Goal: Pick out every line with the word "shots" and copy it.

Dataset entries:
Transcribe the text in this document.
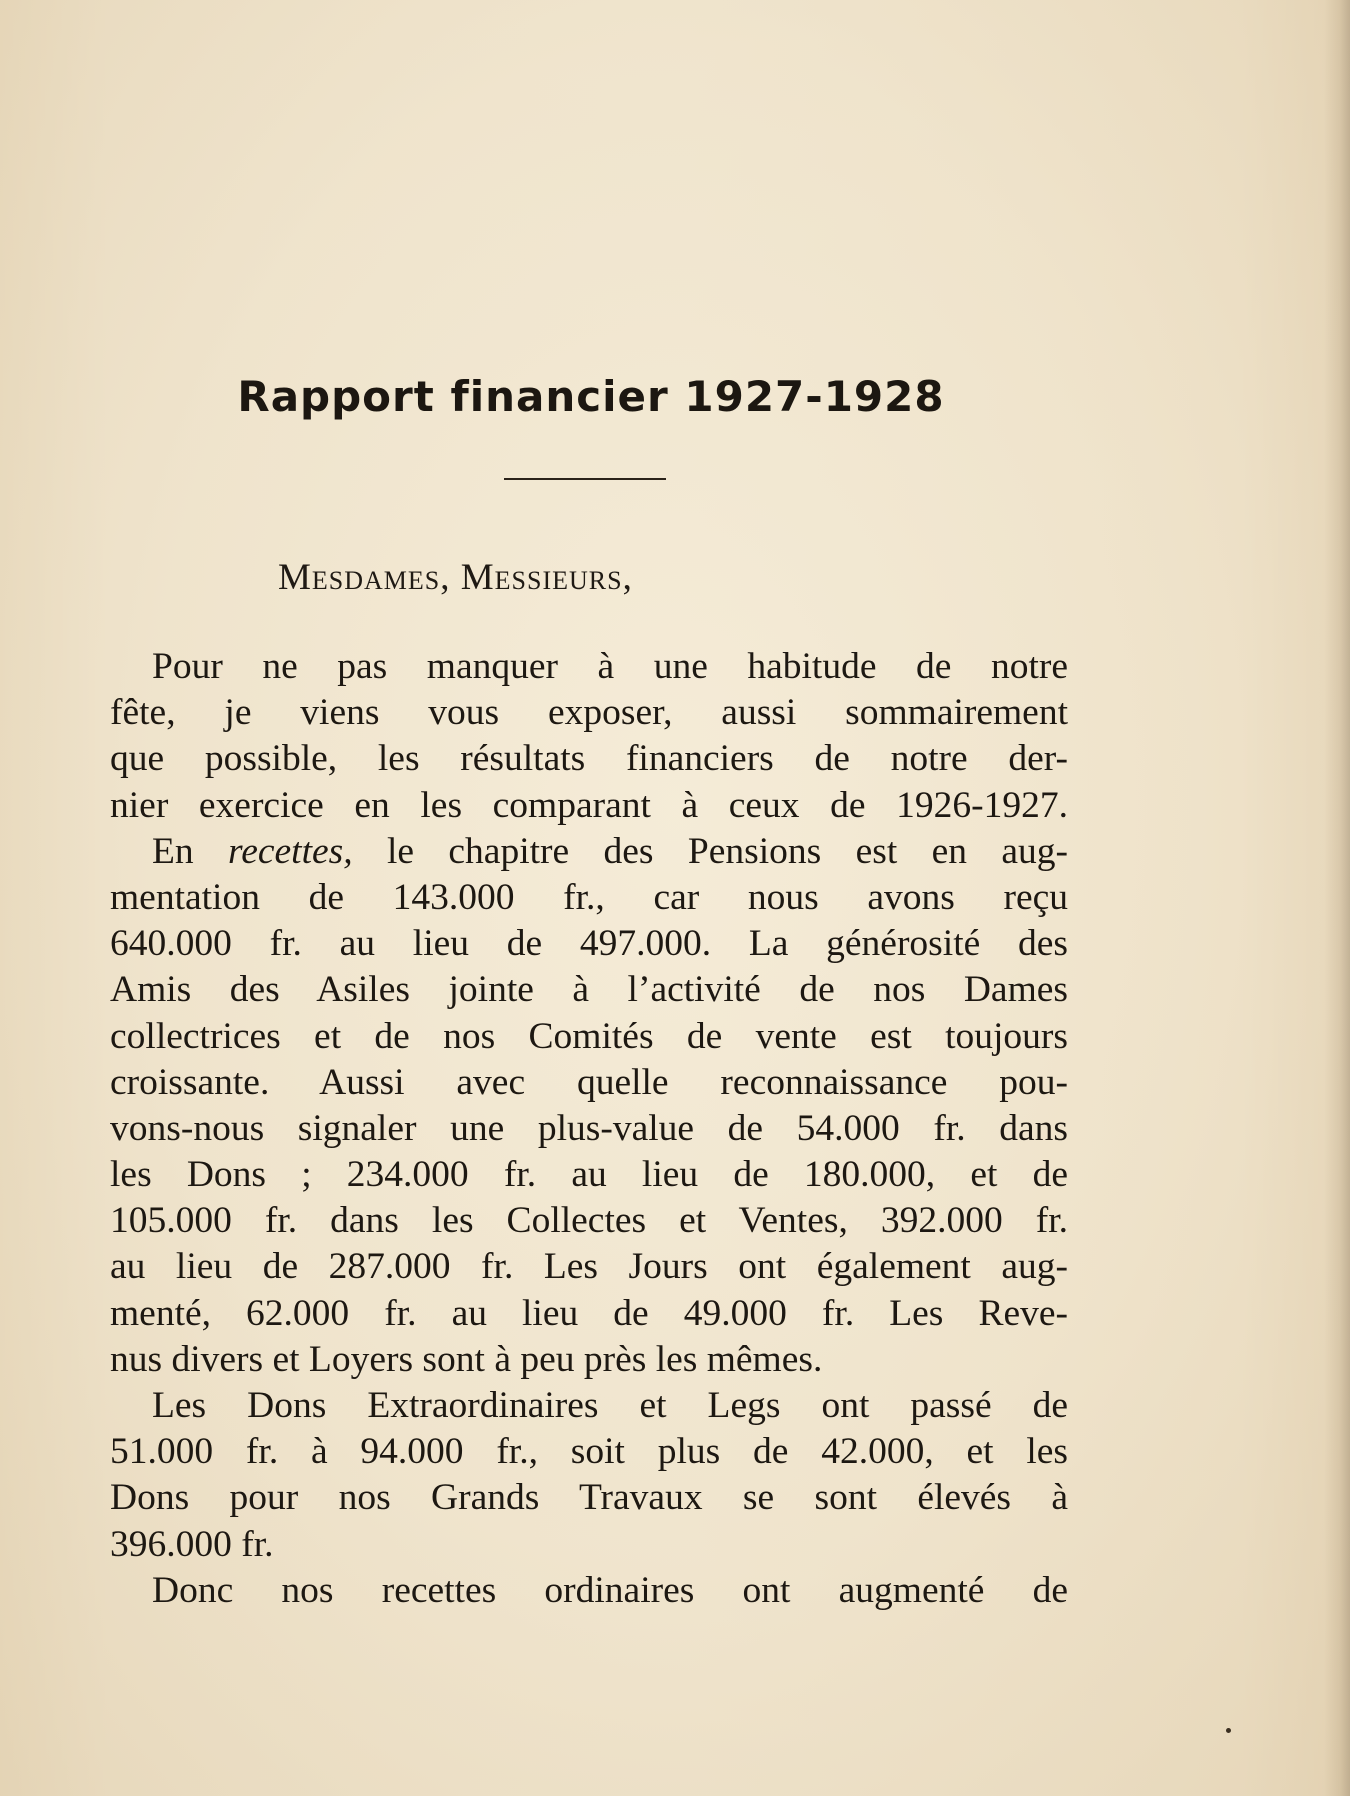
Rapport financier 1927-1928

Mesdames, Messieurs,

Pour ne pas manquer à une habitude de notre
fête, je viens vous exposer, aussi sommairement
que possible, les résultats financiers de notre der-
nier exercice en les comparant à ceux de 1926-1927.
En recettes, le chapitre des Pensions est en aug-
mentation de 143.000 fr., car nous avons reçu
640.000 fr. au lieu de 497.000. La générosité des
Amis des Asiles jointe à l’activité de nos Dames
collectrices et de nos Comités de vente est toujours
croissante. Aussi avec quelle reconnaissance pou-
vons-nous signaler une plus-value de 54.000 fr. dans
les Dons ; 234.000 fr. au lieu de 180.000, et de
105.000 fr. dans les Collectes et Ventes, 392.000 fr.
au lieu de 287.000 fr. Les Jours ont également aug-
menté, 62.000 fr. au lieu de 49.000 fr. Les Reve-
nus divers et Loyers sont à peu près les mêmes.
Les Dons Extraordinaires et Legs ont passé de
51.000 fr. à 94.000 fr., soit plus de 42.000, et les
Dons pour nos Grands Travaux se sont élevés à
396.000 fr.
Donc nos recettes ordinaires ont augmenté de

* * *

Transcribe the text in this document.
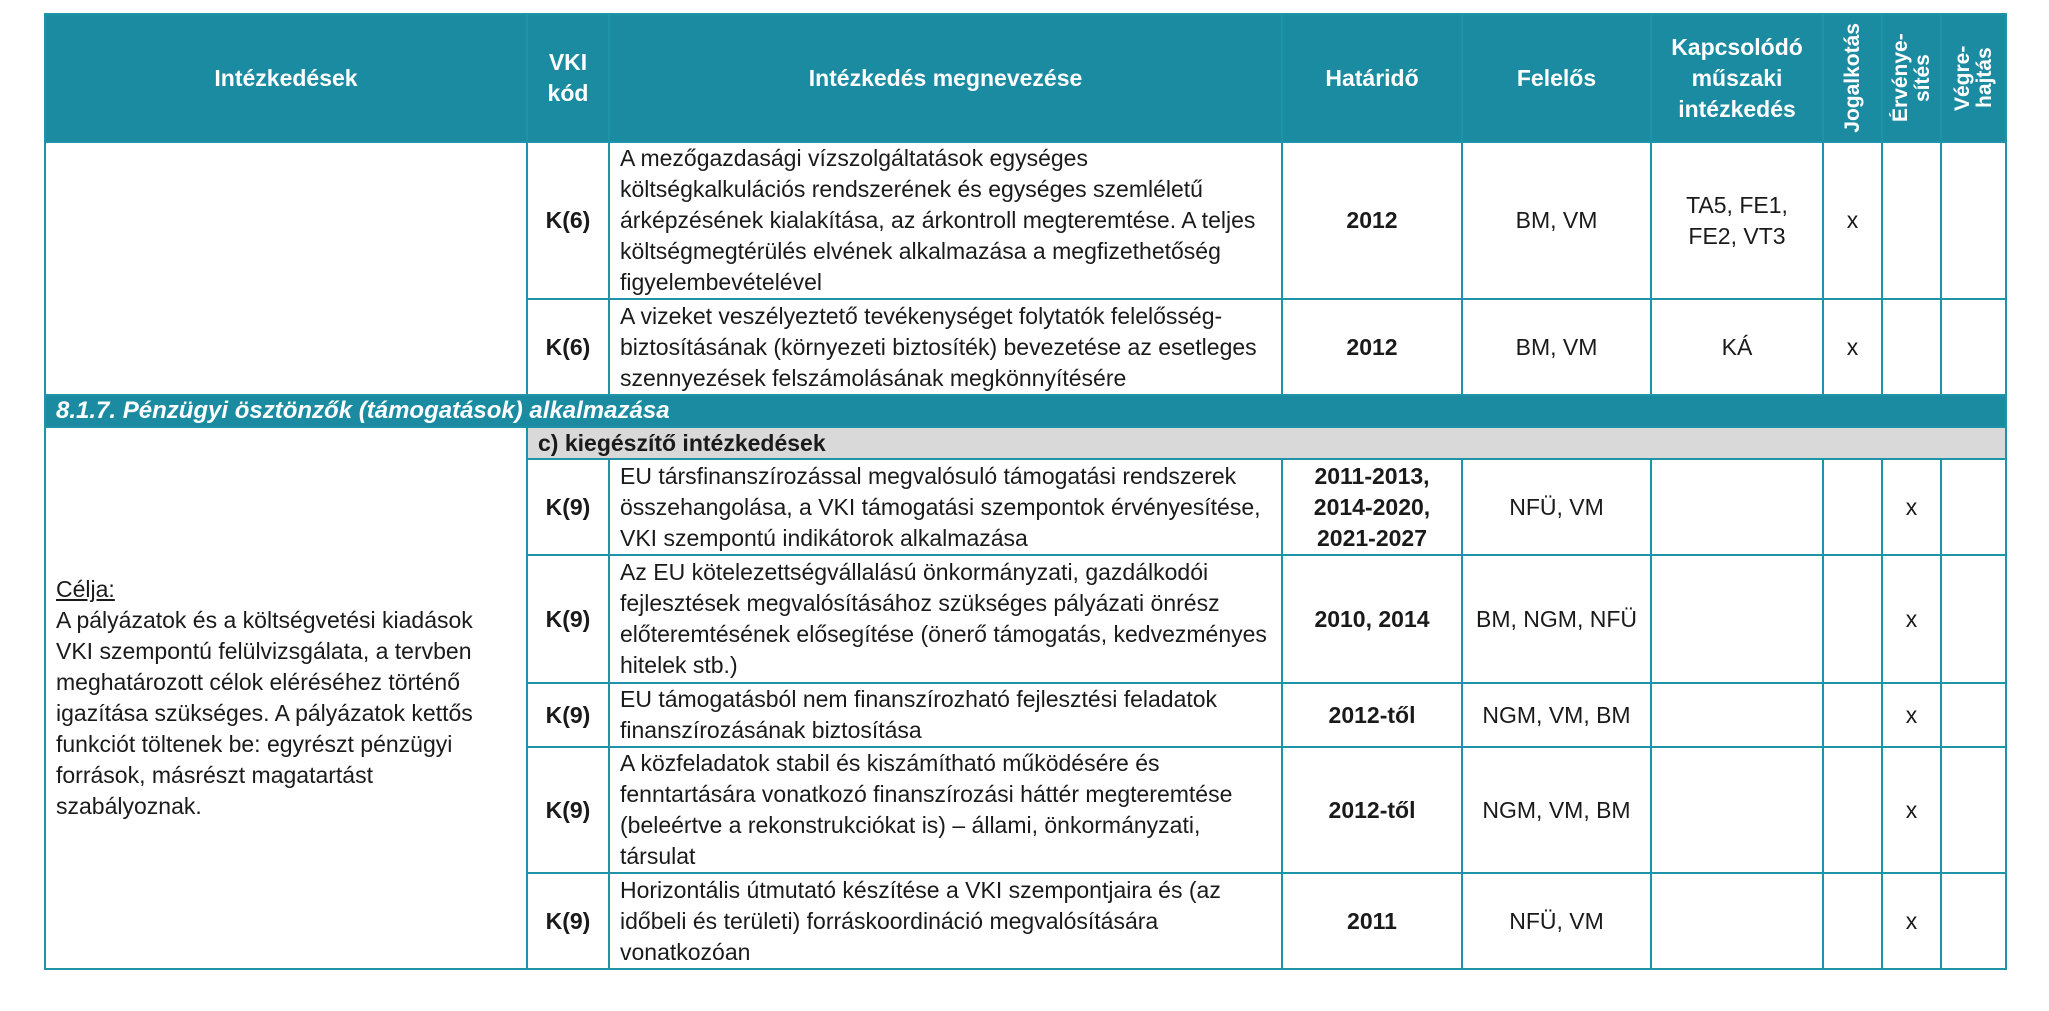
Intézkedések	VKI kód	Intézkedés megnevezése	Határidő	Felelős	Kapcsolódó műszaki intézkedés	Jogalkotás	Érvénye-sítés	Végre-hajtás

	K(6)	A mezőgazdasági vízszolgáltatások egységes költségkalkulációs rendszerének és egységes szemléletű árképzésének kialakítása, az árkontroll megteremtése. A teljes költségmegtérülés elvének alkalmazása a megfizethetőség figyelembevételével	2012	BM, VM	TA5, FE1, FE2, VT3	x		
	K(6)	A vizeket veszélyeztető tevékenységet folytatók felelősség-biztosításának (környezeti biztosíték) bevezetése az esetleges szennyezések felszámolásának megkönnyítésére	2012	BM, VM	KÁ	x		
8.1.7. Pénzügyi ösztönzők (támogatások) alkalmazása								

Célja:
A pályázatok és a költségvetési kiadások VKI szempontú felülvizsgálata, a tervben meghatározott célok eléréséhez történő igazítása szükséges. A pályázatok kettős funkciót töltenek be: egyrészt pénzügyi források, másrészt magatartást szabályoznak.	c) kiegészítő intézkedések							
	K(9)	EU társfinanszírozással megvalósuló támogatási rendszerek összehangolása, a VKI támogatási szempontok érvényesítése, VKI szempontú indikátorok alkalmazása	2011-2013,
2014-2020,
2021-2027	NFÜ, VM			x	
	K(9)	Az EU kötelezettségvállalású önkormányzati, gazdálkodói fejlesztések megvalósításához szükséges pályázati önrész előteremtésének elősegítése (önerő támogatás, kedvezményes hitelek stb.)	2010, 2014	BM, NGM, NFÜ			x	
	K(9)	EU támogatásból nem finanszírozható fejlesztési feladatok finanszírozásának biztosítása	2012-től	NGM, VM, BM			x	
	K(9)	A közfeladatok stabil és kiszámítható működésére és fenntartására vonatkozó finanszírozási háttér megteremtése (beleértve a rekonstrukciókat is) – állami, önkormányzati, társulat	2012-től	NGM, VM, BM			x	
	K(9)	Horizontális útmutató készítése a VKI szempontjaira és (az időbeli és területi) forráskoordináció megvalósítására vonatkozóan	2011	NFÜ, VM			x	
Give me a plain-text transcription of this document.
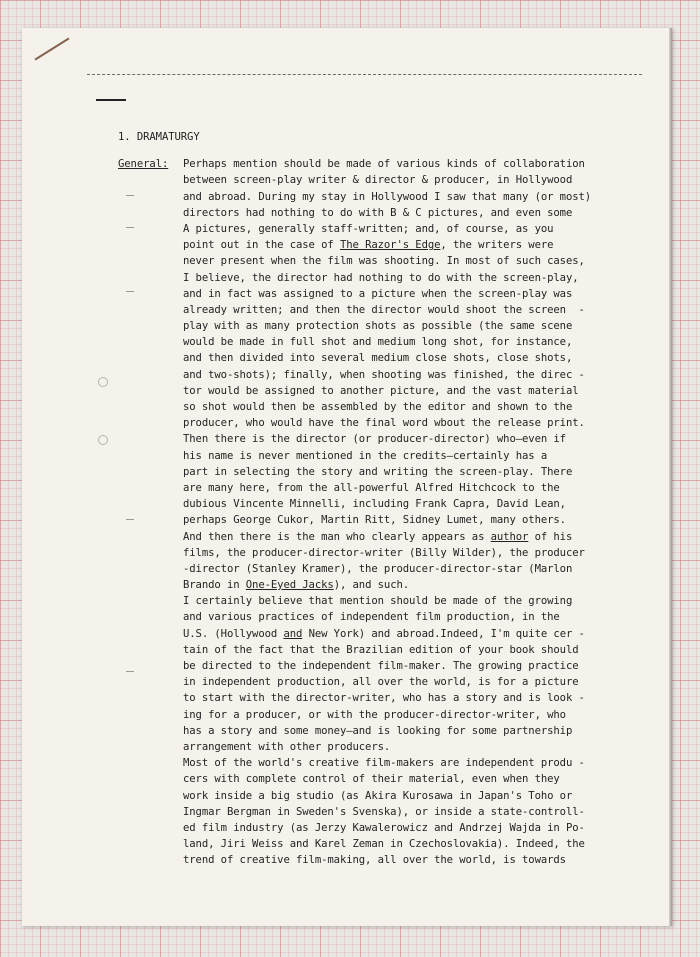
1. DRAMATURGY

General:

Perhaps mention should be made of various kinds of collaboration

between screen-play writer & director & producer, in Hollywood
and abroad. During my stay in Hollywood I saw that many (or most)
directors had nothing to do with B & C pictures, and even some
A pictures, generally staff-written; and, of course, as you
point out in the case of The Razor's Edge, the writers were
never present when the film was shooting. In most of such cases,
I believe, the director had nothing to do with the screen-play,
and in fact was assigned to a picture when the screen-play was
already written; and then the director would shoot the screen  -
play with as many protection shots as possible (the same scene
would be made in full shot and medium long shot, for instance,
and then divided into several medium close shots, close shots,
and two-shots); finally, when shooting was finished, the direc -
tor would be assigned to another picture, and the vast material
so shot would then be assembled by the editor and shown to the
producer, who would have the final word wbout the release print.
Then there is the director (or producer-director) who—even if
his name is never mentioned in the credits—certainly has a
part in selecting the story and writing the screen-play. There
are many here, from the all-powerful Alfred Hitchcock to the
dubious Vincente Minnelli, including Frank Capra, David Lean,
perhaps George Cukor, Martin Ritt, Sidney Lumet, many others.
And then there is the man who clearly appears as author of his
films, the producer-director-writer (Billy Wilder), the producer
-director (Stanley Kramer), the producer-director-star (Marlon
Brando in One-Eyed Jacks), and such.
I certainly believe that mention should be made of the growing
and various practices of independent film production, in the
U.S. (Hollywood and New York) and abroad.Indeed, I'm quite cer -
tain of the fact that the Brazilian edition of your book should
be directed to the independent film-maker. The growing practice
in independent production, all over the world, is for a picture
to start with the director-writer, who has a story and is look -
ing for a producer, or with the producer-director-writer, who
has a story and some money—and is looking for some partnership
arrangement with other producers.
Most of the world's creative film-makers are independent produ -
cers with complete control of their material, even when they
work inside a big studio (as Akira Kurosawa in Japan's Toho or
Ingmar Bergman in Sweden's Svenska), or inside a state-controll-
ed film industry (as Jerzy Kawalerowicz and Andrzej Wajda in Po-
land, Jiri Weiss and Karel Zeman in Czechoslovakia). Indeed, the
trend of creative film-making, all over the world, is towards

Solution for this exercise:
play with as many protection shots as possible (the same scene
and then divided into several medium close shots, close shots,
and two-shots); finally, when shooting was finished, the direc -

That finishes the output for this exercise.